Task directions -> State how many lines contain the string "Active", and write nothing else.

Dataset ->
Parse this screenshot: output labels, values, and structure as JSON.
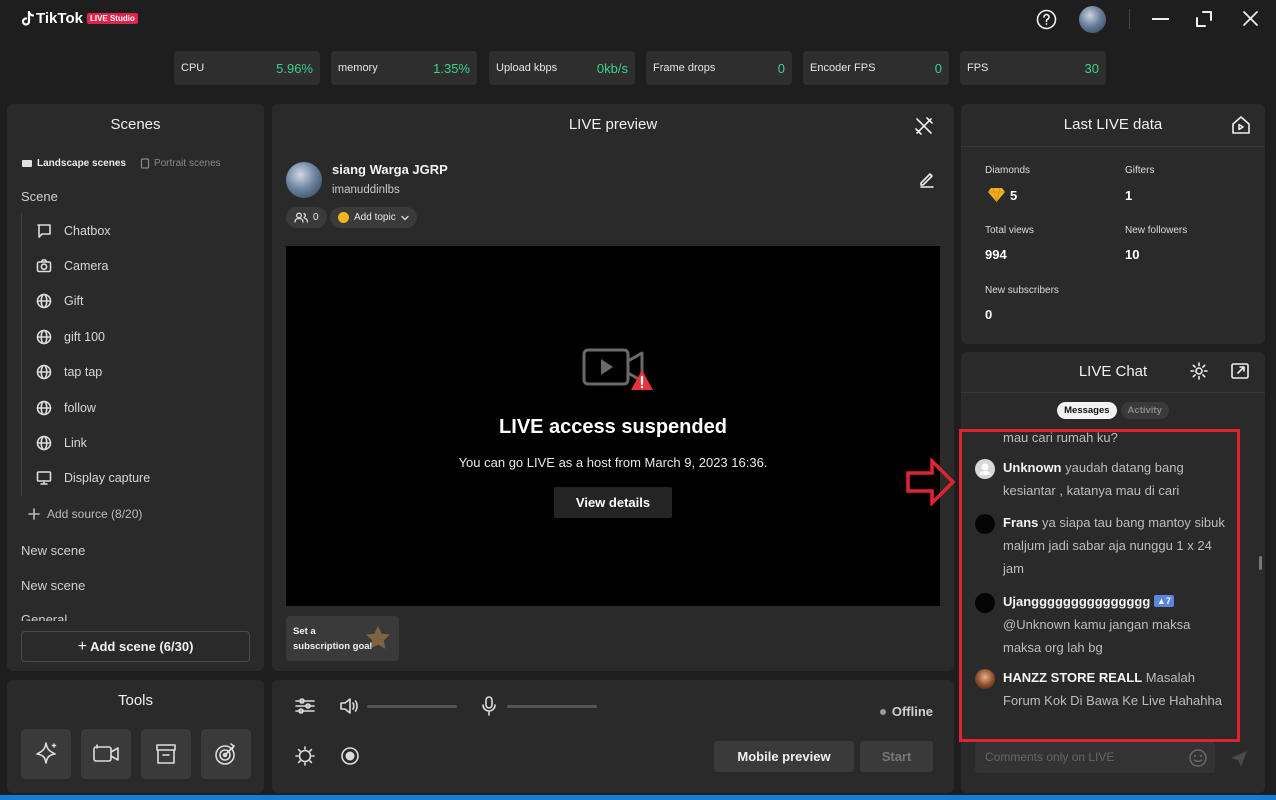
{
  "app": {
    "name": "TikTok",
    "badge": "LIVE Studio"
  },
  "stats": [
    {
      "label": "CPU",
      "value": "5.96%"
    },
    {
      "label": "memory",
      "value": "1.35%"
    },
    {
      "label": "Upload kbps",
      "value": "0kb/s"
    },
    {
      "label": "Frame drops",
      "value": "0"
    },
    {
      "label": "Encoder FPS",
      "value": "0"
    },
    {
      "label": "FPS",
      "value": "30"
    }
  ],
  "scenes": {
    "title": "Scenes",
    "tab_landscape": "Landscape scenes",
    "tab_portrait": "Portrait scenes",
    "current_scene": "Scene",
    "sources": [
      {
        "label": "Chatbox",
        "icon": "chatbox-icon"
      },
      {
        "label": "Camera",
        "icon": "camera-icon"
      },
      {
        "label": "Gift",
        "icon": "globe-icon"
      },
      {
        "label": "gift 100",
        "icon": "globe-icon"
      },
      {
        "label": "tap tap",
        "icon": "globe-icon"
      },
      {
        "label": "follow",
        "icon": "globe-icon"
      },
      {
        "label": "Link",
        "icon": "globe-icon"
      },
      {
        "label": "Display capture",
        "icon": "monitor-icon"
      }
    ],
    "add_source": "Add source (8/20)",
    "other_scenes": [
      "New scene",
      "New scene",
      "General"
    ],
    "add_scene": "Add scene (6/30)"
  },
  "tools": {
    "title": "Tools"
  },
  "preview": {
    "title": "LIVE preview",
    "user_name": "siang Warga JGRP",
    "user_handle": "imanuddinlbs",
    "viewers": "0",
    "add_topic": "Add topic",
    "suspended_title": "LIVE access suspended",
    "suspended_sub": "You can go LIVE as a host from March 9, 2023 16:36.",
    "view_details": "View details",
    "sub_goal_line1": "Set a",
    "sub_goal_line2": "subscription goal"
  },
  "controls": {
    "status": "Offline",
    "mobile_preview": "Mobile preview",
    "start": "Start"
  },
  "last_live": {
    "title": "Last LIVE data",
    "diamonds_label": "Diamonds",
    "diamonds": "5",
    "gifters_label": "Gifters",
    "gifters": "1",
    "views_label": "Total views",
    "views": "994",
    "followers_label": "New followers",
    "followers": "10",
    "subs_label": "New subscribers",
    "subs": "0"
  },
  "chat": {
    "title": "LIVE Chat",
    "tab_messages": "Messages",
    "tab_activity": "Activity",
    "partial_text": "mau cari rumah ku?",
    "messages": [
      {
        "name": "Unknown",
        "text": "yaudah datang bang kesiantar , katanya mau di cari"
      },
      {
        "name": "Frans",
        "text": "ya siapa tau bang mantoy sibuk maljum jadi sabar aja nunggu 1 x 24 jam"
      },
      {
        "name": "Ujanggggggggggggggg",
        "badge": "7",
        "text": "@Unknown kamu jangan maksa maksa org lah bg"
      },
      {
        "name": "HANZZ STORE REALL",
        "text": "Masalah Forum Kok Di Bawa Ke Live Hahahha"
      }
    ],
    "comment_placeholder": "Comments only on LIVE"
  },
  "colors": {
    "accent_green": "#3fcf8e",
    "annotation_red": "#e0242d",
    "brand_pink": "#e0244d"
  }
}
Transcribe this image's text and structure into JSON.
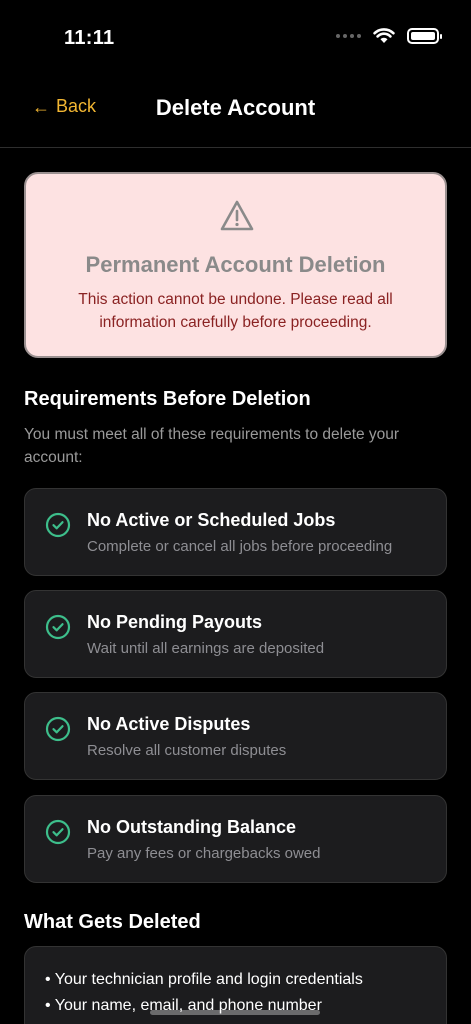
{
  "status_bar": {
    "time": "11:11"
  },
  "nav": {
    "back_label": "Back",
    "title": "Delete Account",
    "accent_color": "#F2B632"
  },
  "warning": {
    "title": "Permanent Account Deletion",
    "text": "This action cannot be undone. Please read all information carefully before proceeding.",
    "icon": "warning-triangle-icon"
  },
  "requirements": {
    "title": "Requirements Before Deletion",
    "subtitle": "You must meet all of these requirements to delete your account:",
    "items": [
      {
        "title": "No Active or Scheduled Jobs",
        "desc": "Complete or cancel all jobs before proceeding",
        "icon": "check-circle-icon"
      },
      {
        "title": "No Pending Payouts",
        "desc": "Wait until all earnings are deposited",
        "icon": "check-circle-icon"
      },
      {
        "title": "No Active Disputes",
        "desc": "Resolve all customer disputes",
        "icon": "check-circle-icon"
      },
      {
        "title": "No Outstanding Balance",
        "desc": "Pay any fees or chargebacks owed",
        "icon": "check-circle-icon"
      }
    ]
  },
  "deleted": {
    "title": "What Gets Deleted",
    "items": [
      "Your technician profile and login credentials",
      "Your name, email, and phone number"
    ]
  },
  "colors": {
    "check": "#3DBE8B",
    "warning_bg": "#FDE2E2",
    "warning_text": "#8a2222"
  }
}
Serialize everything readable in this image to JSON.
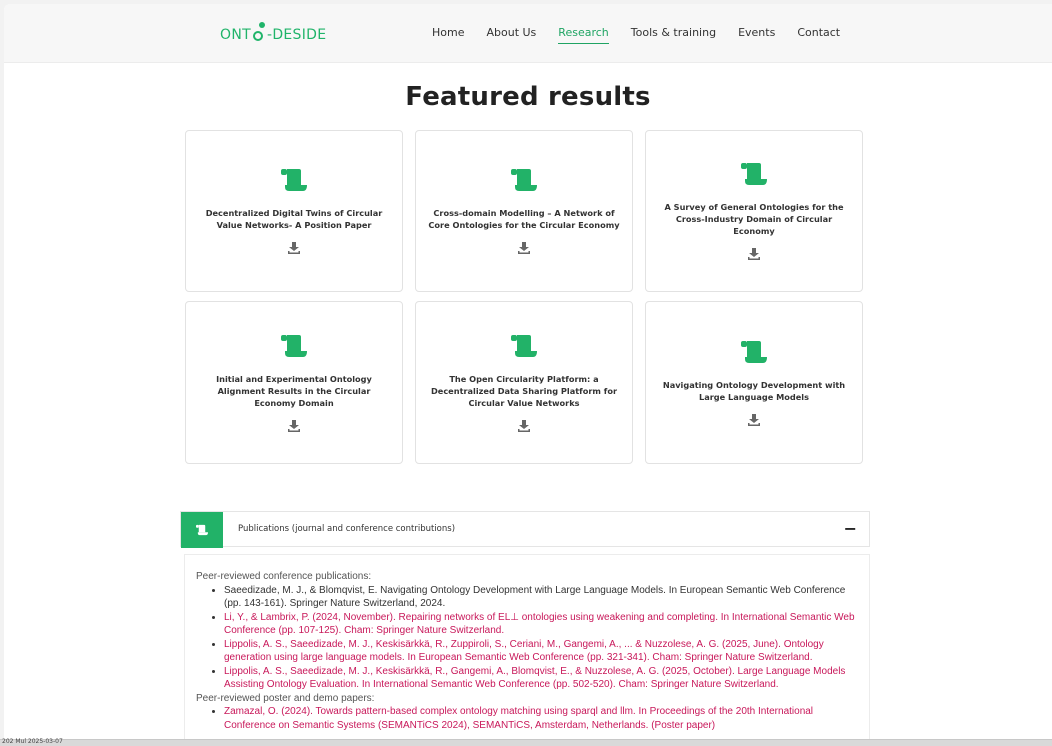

Written response -> 2